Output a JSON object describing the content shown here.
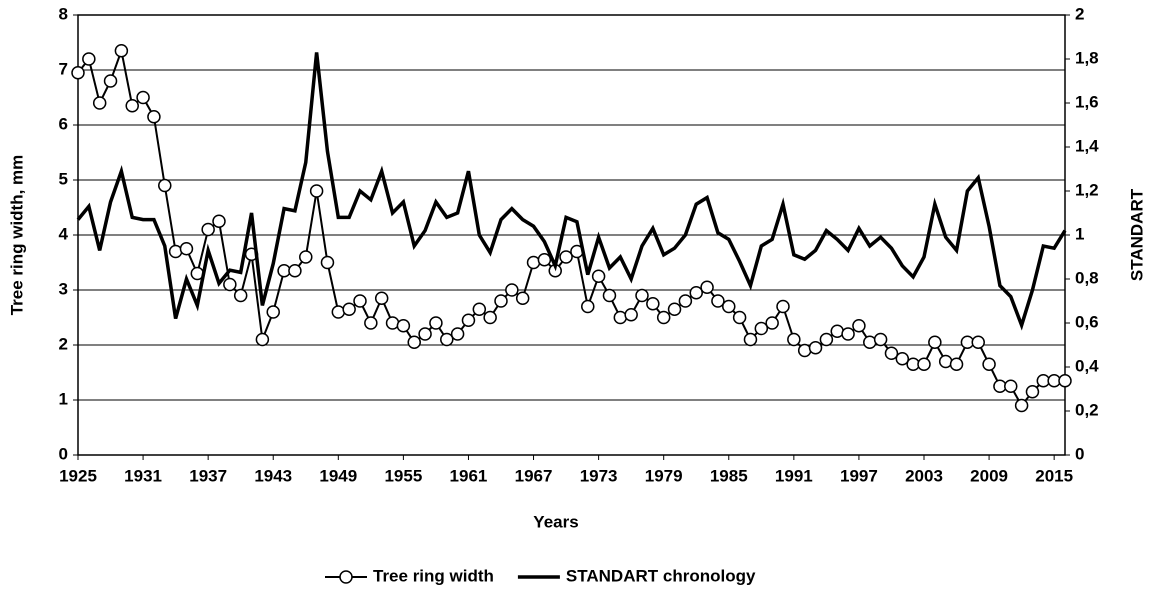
{
  "chart_data": {
    "type": "line",
    "x_label": "Years",
    "y_label": "Tree ring width, mm",
    "y2_label": "STANDART",
    "x": [
      1925,
      1926,
      1927,
      1928,
      1929,
      1930,
      1931,
      1932,
      1933,
      1934,
      1935,
      1936,
      1937,
      1938,
      1939,
      1940,
      1941,
      1942,
      1943,
      1944,
      1945,
      1946,
      1947,
      1948,
      1949,
      1950,
      1951,
      1952,
      1953,
      1954,
      1955,
      1956,
      1957,
      1958,
      1959,
      1960,
      1961,
      1962,
      1963,
      1964,
      1965,
      1966,
      1967,
      1968,
      1969,
      1970,
      1971,
      1972,
      1973,
      1974,
      1975,
      1976,
      1977,
      1978,
      1979,
      1980,
      1981,
      1982,
      1983,
      1984,
      1985,
      1986,
      1987,
      1988,
      1989,
      1990,
      1991,
      1992,
      1993,
      1994,
      1995,
      1996,
      1997,
      1998,
      1999,
      2000,
      2001,
      2002,
      2003,
      2004,
      2005,
      2006,
      2007,
      2008,
      2009,
      2010,
      2011,
      2012,
      2013,
      2014,
      2015,
      2016
    ],
    "series": [
      {
        "name": "Tree ring width",
        "color": "#000000",
        "marker": "circle",
        "values": [
          6.95,
          7.2,
          6.4,
          6.8,
          7.35,
          6.35,
          6.5,
          6.15,
          4.9,
          3.7,
          3.75,
          3.3,
          4.1,
          4.25,
          3.1,
          2.9,
          3.65,
          2.1,
          2.6,
          3.35,
          3.35,
          3.6,
          4.8,
          3.5,
          2.6,
          2.65,
          2.8,
          2.4,
          2.85,
          2.4,
          2.35,
          2.05,
          2.2,
          2.4,
          2.1,
          2.2,
          2.45,
          2.65,
          2.5,
          2.8,
          3.0,
          2.85,
          3.5,
          3.55,
          3.35,
          3.6,
          3.7,
          2.7,
          3.25,
          2.9,
          2.5,
          2.55,
          2.9,
          2.75,
          2.5,
          2.65,
          2.8,
          2.95,
          3.05,
          2.8,
          2.7,
          2.5,
          2.1,
          2.3,
          2.4,
          2.7,
          2.1,
          1.9,
          1.95,
          2.1,
          2.25,
          2.2,
          2.35,
          2.05,
          2.1,
          1.85,
          1.75,
          1.65,
          1.65,
          2.05,
          1.7,
          1.65,
          2.05,
          2.05,
          1.65,
          1.25,
          1.25,
          0.9,
          1.15,
          1.35,
          1.35,
          1.35
        ]
      },
      {
        "name": "STANDART chronology",
        "color": "#000000",
        "axis": "y2",
        "values": [
          1.07,
          1.13,
          0.93,
          1.15,
          1.29,
          1.08,
          1.07,
          1.07,
          0.95,
          0.62,
          0.8,
          0.68,
          0.93,
          0.78,
          0.84,
          0.83,
          1.1,
          0.68,
          0.87,
          1.12,
          1.11,
          1.33,
          1.83,
          1.38,
          1.08,
          1.08,
          1.2,
          1.16,
          1.29,
          1.1,
          1.15,
          0.95,
          1.02,
          1.15,
          1.08,
          1.1,
          1.29,
          1.0,
          0.92,
          1.07,
          1.12,
          1.07,
          1.04,
          0.97,
          0.86,
          1.08,
          1.06,
          0.82,
          0.99,
          0.85,
          0.9,
          0.8,
          0.95,
          1.03,
          0.91,
          0.94,
          1.0,
          1.14,
          1.17,
          1.01,
          0.98,
          0.88,
          0.77,
          0.95,
          0.98,
          1.14,
          0.91,
          0.89,
          0.93,
          1.02,
          0.98,
          0.93,
          1.03,
          0.95,
          0.99,
          0.94,
          0.86,
          0.81,
          0.9,
          1.14,
          0.99,
          0.93,
          1.2,
          1.26,
          1.04,
          0.77,
          0.72,
          0.59,
          0.75,
          0.95,
          0.94,
          1.02
        ]
      }
    ],
    "xlim": [
      1925,
      2016
    ],
    "xticks": [
      1925,
      1931,
      1937,
      1943,
      1949,
      1955,
      1961,
      1967,
      1973,
      1979,
      1985,
      1991,
      1997,
      2003,
      2009,
      2015
    ],
    "ylim": [
      0,
      8
    ],
    "yticks": [
      0,
      1,
      2,
      3,
      4,
      5,
      6,
      7,
      8
    ],
    "y2lim": [
      0,
      2
    ],
    "y2ticks": [
      0,
      {
        "value": 0.2,
        "label": "0,2"
      },
      {
        "value": 0.4,
        "label": "0,4"
      },
      {
        "value": 0.6,
        "label": "0,6"
      },
      {
        "value": 0.8,
        "label": "0,8"
      },
      1,
      {
        "value": 1.2,
        "label": "1,2"
      },
      {
        "value": 1.4,
        "label": "1,4"
      },
      {
        "value": 1.6,
        "label": "1,6"
      },
      {
        "value": 1.8,
        "label": "1,8"
      },
      2
    ],
    "grid": true,
    "legend": "bottom"
  }
}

TASK PROMPT:
Write out the records above exactly as they appear, leaving out any pictures.

TASK RESULT:
Output a JSON object describing the content shown here.
{
  "chart_data": {
    "type": "line",
    "x_label": "Years",
    "y_label": "Tree ring width, mm",
    "y2_label": "STANDART",
    "x": [
      1925,
      1926,
      1927,
      1928,
      1929,
      1930,
      1931,
      1932,
      1933,
      1934,
      1935,
      1936,
      1937,
      1938,
      1939,
      1940,
      1941,
      1942,
      1943,
      1944,
      1945,
      1946,
      1947,
      1948,
      1949,
      1950,
      1951,
      1952,
      1953,
      1954,
      1955,
      1956,
      1957,
      1958,
      1959,
      1960,
      1961,
      1962,
      1963,
      1964,
      1965,
      1966,
      1967,
      1968,
      1969,
      1970,
      1971,
      1972,
      1973,
      1974,
      1975,
      1976,
      1977,
      1978,
      1979,
      1980,
      1981,
      1982,
      1983,
      1984,
      1985,
      1986,
      1987,
      1988,
      1989,
      1990,
      1991,
      1992,
      1993,
      1994,
      1995,
      1996,
      1997,
      1998,
      1999,
      2000,
      2001,
      2002,
      2003,
      2004,
      2005,
      2006,
      2007,
      2008,
      2009,
      2010,
      2011,
      2012,
      2013,
      2014,
      2015,
      2016
    ],
    "series": [
      {
        "name": "Tree ring width",
        "color": "#000000",
        "marker": "circle",
        "values": [
          6.95,
          7.2,
          6.4,
          6.8,
          7.35,
          6.35,
          6.5,
          6.15,
          4.9,
          3.7,
          3.75,
          3.3,
          4.1,
          4.25,
          3.1,
          2.9,
          3.65,
          2.1,
          2.6,
          3.35,
          3.35,
          3.6,
          4.8,
          3.5,
          2.6,
          2.65,
          2.8,
          2.4,
          2.85,
          2.4,
          2.35,
          2.05,
          2.2,
          2.4,
          2.1,
          2.2,
          2.45,
          2.65,
          2.5,
          2.8,
          3.0,
          2.85,
          3.5,
          3.55,
          3.35,
          3.6,
          3.7,
          2.7,
          3.25,
          2.9,
          2.5,
          2.55,
          2.9,
          2.75,
          2.5,
          2.65,
          2.8,
          2.95,
          3.05,
          2.8,
          2.7,
          2.5,
          2.1,
          2.3,
          2.4,
          2.7,
          2.1,
          1.9,
          1.95,
          2.1,
          2.25,
          2.2,
          2.35,
          2.05,
          2.1,
          1.85,
          1.75,
          1.65,
          1.65,
          2.05,
          1.7,
          1.65,
          2.05,
          2.05,
          1.65,
          1.25,
          1.25,
          0.9,
          1.15,
          1.35,
          1.35,
          1.35
        ]
      },
      {
        "name": "STANDART chronology",
        "color": "#000000",
        "axis": "y2",
        "values": [
          1.07,
          1.13,
          0.93,
          1.15,
          1.29,
          1.08,
          1.07,
          1.07,
          0.95,
          0.62,
          0.8,
          0.68,
          0.93,
          0.78,
          0.84,
          0.83,
          1.1,
          0.68,
          0.87,
          1.12,
          1.11,
          1.33,
          1.83,
          1.38,
          1.08,
          1.08,
          1.2,
          1.16,
          1.29,
          1.1,
          1.15,
          0.95,
          1.02,
          1.15,
          1.08,
          1.1,
          1.29,
          1.0,
          0.92,
          1.07,
          1.12,
          1.07,
          1.04,
          0.97,
          0.86,
          1.08,
          1.06,
          0.82,
          0.99,
          0.85,
          0.9,
          0.8,
          0.95,
          1.03,
          0.91,
          0.94,
          1.0,
          1.14,
          1.17,
          1.01,
          0.98,
          0.88,
          0.77,
          0.95,
          0.98,
          1.14,
          0.91,
          0.89,
          0.93,
          1.02,
          0.98,
          0.93,
          1.03,
          0.95,
          0.99,
          0.94,
          0.86,
          0.81,
          0.9,
          1.14,
          0.99,
          0.93,
          1.2,
          1.26,
          1.04,
          0.77,
          0.72,
          0.59,
          0.75,
          0.95,
          0.94,
          1.02
        ]
      }
    ],
    "xlim": [
      1925,
      2016
    ],
    "xticks": [
      1925,
      1931,
      1937,
      1943,
      1949,
      1955,
      1961,
      1967,
      1973,
      1979,
      1985,
      1991,
      1997,
      2003,
      2009,
      2015
    ],
    "ylim": [
      0,
      8
    ],
    "yticks": [
      0,
      1,
      2,
      3,
      4,
      5,
      6,
      7,
      8
    ],
    "y2lim": [
      0,
      2
    ],
    "y2ticks": [
      0,
      {
        "value": 0.2,
        "label": "0,2"
      },
      {
        "value": 0.4,
        "label": "0,4"
      },
      {
        "value": 0.6,
        "label": "0,6"
      },
      {
        "value": 0.8,
        "label": "0,8"
      },
      1,
      {
        "value": 1.2,
        "label": "1,2"
      },
      {
        "value": 1.4,
        "label": "1,4"
      },
      {
        "value": 1.6,
        "label": "1,6"
      },
      {
        "value": 1.8,
        "label": "1,8"
      },
      2
    ],
    "grid": true,
    "legend": "bottom"
  }
}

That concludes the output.